* WORK INSTRUCTIONS
Search the material below for the word "high". Copy every line that has it.

↓

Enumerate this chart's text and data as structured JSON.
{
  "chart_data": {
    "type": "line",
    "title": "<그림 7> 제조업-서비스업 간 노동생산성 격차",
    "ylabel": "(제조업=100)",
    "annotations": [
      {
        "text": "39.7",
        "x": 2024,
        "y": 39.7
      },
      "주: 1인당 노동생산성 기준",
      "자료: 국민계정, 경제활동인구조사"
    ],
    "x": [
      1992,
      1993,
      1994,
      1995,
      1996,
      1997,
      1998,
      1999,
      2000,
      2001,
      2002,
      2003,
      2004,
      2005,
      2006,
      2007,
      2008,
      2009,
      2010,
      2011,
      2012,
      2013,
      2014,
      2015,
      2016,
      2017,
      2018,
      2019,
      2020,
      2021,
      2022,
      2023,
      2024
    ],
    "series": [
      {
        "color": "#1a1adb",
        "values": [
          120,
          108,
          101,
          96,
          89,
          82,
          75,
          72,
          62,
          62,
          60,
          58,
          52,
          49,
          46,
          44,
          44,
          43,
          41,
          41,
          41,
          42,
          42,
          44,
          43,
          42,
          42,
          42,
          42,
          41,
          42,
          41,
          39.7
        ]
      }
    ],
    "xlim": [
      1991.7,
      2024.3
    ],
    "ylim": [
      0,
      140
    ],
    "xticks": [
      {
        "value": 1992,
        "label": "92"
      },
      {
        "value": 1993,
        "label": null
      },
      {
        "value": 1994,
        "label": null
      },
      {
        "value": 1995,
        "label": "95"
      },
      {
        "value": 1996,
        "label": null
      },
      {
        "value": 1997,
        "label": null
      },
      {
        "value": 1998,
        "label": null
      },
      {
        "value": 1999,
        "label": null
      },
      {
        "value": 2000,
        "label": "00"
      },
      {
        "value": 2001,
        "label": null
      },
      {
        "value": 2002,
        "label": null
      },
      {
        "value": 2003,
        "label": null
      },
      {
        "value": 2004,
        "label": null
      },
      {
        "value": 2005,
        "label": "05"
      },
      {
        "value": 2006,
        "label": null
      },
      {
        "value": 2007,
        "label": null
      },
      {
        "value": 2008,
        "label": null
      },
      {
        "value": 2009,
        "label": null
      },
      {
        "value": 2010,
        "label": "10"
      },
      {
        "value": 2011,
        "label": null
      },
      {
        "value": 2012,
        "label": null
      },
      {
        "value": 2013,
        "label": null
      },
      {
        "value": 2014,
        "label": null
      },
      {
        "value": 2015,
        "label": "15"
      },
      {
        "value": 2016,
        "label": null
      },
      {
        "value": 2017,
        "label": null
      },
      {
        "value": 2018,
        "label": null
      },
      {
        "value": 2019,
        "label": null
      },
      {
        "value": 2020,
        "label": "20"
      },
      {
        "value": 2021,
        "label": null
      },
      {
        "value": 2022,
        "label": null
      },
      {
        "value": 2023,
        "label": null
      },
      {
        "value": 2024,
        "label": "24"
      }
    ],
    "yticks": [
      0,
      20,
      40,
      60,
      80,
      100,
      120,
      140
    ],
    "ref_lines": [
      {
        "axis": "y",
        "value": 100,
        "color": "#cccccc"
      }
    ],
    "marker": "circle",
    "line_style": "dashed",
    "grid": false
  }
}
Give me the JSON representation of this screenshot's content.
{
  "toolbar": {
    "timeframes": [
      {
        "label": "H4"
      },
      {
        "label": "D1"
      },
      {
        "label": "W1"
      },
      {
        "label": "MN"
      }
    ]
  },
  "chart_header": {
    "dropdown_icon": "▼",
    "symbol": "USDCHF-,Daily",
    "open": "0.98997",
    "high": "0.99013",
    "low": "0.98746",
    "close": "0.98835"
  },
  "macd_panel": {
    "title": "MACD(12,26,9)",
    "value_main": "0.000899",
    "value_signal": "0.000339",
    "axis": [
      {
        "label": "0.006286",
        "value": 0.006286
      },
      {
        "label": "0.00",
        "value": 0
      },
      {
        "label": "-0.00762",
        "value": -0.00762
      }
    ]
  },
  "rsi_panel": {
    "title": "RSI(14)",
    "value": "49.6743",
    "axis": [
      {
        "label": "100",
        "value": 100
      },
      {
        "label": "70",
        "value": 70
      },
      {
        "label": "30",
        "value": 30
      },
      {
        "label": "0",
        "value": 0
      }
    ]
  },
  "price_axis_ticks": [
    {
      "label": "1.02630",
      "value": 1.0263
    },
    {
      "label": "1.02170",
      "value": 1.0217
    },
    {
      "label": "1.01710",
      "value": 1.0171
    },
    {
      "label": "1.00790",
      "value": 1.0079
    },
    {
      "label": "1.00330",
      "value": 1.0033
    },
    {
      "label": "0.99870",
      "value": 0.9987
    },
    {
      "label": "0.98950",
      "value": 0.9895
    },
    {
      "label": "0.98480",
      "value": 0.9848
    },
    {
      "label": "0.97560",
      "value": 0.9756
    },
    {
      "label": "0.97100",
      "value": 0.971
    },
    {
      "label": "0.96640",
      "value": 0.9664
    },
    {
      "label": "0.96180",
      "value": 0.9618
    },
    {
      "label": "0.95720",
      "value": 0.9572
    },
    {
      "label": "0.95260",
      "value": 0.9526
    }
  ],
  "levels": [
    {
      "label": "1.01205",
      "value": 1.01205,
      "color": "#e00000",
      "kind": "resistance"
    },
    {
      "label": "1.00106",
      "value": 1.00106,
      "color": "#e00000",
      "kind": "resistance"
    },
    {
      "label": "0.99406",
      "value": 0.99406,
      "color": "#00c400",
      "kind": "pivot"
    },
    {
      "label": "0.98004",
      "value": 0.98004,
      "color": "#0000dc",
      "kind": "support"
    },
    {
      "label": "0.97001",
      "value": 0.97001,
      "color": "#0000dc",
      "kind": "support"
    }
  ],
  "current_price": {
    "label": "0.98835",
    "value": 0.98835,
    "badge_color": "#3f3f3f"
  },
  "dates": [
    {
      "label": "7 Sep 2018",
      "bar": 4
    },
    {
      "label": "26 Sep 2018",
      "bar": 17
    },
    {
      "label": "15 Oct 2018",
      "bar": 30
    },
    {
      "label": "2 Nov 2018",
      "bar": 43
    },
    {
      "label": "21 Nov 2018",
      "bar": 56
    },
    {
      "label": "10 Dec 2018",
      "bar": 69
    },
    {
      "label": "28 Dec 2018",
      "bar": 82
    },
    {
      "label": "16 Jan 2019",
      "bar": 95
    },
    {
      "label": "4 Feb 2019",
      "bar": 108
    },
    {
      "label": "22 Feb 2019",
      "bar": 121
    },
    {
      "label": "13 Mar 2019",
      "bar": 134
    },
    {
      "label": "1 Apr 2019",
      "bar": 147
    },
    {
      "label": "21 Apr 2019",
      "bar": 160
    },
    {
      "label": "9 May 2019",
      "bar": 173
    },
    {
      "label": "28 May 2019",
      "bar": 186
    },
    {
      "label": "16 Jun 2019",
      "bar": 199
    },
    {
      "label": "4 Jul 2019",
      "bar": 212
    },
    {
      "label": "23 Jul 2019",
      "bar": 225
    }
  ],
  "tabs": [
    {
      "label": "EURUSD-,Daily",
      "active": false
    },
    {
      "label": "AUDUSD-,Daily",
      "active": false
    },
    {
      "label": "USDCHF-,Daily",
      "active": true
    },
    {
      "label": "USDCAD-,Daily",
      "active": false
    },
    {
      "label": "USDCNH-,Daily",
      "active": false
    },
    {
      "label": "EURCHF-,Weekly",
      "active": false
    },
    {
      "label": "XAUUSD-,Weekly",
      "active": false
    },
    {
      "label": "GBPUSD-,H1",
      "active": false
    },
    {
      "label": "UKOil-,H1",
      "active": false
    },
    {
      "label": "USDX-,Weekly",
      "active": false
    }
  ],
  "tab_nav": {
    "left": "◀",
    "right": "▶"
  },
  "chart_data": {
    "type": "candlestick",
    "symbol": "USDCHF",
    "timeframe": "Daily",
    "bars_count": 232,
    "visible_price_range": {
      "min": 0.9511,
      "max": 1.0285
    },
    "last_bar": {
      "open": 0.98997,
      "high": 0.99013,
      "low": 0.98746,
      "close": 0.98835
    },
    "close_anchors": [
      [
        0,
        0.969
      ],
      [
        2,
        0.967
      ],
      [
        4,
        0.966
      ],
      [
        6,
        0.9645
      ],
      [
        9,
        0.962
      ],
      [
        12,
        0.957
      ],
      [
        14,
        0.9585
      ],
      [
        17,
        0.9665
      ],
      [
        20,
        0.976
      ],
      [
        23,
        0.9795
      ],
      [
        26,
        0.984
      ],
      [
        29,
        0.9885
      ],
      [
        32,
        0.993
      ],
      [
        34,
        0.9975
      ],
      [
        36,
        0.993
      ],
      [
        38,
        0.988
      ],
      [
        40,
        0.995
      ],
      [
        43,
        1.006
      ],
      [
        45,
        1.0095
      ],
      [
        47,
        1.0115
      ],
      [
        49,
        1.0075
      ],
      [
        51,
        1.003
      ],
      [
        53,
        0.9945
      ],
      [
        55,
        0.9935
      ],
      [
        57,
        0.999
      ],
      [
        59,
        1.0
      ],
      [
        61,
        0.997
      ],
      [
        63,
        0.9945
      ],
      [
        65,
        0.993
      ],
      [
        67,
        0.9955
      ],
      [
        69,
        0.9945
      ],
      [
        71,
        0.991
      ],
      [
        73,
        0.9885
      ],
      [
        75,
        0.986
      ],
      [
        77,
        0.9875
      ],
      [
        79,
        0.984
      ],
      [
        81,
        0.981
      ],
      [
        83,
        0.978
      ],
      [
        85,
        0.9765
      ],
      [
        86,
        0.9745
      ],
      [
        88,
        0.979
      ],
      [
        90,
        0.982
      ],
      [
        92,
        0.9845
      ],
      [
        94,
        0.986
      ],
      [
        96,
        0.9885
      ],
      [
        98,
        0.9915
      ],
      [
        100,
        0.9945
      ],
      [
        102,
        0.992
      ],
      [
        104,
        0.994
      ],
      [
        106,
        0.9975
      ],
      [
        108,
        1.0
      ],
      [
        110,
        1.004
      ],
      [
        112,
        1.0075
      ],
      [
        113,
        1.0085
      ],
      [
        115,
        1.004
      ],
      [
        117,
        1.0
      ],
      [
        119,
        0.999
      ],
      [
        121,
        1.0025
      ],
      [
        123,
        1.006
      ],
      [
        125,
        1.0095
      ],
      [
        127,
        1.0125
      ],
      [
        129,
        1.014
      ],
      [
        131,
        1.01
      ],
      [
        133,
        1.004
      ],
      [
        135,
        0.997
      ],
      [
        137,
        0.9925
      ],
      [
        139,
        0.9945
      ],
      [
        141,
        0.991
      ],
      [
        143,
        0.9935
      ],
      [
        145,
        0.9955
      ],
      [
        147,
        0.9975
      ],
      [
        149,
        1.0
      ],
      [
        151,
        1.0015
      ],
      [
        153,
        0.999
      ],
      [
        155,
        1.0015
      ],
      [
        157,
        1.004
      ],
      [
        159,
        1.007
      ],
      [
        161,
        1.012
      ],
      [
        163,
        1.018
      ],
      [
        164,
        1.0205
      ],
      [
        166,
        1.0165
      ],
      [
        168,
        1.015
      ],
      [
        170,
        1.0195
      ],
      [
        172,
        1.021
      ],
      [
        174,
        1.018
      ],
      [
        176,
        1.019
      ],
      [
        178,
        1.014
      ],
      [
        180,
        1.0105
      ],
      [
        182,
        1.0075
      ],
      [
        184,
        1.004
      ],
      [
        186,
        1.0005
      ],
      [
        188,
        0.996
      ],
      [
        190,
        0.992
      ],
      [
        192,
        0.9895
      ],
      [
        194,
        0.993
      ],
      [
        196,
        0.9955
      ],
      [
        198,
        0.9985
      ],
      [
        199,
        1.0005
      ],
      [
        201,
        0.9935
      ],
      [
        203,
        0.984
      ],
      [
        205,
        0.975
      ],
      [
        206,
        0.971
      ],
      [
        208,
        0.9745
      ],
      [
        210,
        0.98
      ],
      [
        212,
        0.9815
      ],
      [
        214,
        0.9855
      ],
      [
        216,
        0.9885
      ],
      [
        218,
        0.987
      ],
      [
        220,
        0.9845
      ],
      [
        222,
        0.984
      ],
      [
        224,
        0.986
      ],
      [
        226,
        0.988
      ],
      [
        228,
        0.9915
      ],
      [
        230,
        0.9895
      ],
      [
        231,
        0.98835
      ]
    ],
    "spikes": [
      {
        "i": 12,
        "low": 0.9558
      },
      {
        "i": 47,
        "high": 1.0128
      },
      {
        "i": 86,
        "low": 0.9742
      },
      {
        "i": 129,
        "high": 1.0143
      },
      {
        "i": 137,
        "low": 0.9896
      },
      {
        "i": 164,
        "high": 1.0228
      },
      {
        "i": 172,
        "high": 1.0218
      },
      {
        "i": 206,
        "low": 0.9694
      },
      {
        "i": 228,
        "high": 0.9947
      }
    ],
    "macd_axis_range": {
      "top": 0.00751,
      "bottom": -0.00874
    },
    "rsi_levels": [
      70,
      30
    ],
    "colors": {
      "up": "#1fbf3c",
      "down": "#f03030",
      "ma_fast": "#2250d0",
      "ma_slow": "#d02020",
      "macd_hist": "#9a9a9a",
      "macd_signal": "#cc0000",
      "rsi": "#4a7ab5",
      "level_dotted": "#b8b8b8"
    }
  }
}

↑

* TASK SOLUTION
    "high": "0.99013",
      "high": 0.99013,
        "high": 1.0128
        "high": 1.0143
        "high": 1.0228
        "high": 1.0218
        "high": 0.9947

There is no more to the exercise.